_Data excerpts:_
[Start]
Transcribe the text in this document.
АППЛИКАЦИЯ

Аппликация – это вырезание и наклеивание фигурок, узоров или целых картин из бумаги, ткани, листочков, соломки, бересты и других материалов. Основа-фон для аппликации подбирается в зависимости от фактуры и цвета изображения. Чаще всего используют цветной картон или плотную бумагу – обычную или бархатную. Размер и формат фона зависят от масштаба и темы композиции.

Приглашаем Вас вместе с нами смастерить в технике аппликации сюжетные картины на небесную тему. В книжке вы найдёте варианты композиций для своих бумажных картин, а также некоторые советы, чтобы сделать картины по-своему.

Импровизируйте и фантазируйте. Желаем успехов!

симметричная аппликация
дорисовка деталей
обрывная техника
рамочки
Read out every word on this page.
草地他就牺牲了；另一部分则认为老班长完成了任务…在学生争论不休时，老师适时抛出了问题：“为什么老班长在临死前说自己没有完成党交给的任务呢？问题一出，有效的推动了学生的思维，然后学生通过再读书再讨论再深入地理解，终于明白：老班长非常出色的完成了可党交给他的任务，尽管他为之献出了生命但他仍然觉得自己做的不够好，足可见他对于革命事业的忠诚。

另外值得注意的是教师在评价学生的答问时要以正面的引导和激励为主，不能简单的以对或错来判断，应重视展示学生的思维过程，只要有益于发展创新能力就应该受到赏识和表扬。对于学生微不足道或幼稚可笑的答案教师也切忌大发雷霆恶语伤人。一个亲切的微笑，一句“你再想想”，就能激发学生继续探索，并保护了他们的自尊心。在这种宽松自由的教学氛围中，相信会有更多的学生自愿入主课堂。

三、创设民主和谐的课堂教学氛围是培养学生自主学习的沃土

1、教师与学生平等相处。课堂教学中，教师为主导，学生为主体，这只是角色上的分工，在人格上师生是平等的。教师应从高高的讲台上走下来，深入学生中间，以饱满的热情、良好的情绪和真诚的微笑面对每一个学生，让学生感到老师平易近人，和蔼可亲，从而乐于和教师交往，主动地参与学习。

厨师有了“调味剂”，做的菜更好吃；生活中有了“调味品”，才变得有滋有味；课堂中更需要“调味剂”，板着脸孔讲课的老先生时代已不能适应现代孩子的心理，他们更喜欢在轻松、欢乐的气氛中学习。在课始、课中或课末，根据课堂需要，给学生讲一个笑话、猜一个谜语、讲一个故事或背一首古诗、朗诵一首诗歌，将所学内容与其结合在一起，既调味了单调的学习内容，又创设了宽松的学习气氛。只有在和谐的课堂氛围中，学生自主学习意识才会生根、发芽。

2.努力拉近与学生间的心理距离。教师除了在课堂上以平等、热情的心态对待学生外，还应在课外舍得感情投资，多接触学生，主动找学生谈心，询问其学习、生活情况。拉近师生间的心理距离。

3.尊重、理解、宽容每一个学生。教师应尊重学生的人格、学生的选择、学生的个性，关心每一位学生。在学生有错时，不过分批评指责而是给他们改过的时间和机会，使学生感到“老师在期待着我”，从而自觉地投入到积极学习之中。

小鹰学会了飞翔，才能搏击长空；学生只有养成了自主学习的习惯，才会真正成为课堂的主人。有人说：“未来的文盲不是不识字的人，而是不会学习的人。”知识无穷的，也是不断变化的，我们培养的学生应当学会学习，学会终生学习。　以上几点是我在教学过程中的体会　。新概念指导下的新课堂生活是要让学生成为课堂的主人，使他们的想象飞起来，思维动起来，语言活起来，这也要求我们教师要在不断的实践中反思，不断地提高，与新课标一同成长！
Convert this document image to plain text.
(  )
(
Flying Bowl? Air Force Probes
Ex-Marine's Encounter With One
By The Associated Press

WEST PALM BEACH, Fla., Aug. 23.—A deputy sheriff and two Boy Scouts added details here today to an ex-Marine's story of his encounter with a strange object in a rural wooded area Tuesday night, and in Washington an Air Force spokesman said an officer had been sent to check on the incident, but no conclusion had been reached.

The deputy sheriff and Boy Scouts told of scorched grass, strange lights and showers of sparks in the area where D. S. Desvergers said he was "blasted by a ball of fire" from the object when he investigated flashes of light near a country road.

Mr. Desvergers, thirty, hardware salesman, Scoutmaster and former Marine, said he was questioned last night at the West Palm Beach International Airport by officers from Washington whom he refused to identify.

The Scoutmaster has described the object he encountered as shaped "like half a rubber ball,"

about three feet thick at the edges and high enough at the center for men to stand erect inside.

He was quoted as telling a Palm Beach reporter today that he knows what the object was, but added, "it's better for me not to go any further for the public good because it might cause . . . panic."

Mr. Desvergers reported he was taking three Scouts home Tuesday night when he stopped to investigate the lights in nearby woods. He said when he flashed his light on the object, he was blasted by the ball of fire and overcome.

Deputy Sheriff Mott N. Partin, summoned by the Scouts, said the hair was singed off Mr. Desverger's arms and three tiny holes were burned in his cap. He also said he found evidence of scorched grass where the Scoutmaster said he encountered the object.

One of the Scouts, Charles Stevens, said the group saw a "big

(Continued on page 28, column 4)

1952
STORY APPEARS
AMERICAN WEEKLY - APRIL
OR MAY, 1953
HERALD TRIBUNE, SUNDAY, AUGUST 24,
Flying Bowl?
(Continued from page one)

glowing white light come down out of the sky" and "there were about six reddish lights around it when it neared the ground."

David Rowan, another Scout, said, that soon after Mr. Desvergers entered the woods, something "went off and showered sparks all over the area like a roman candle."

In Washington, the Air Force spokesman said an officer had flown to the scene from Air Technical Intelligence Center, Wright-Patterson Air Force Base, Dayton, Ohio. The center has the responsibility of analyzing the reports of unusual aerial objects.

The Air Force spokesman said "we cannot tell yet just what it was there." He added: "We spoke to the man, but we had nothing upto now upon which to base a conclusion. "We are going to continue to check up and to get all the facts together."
[End]
_Task:_ Find the word "there" in the entries, and copy every line it shows up in.

_Full response:_
glowing white light come down out of the sky" and "there were about six reddish lights around it when it neared the ground."
The Air Force spokesman said "we cannot tell yet just what it was there." He added: "We spoke to the man, but we had nothing upto now upon which to base a conclusion. "We are going to continue to check up and to get all the facts together."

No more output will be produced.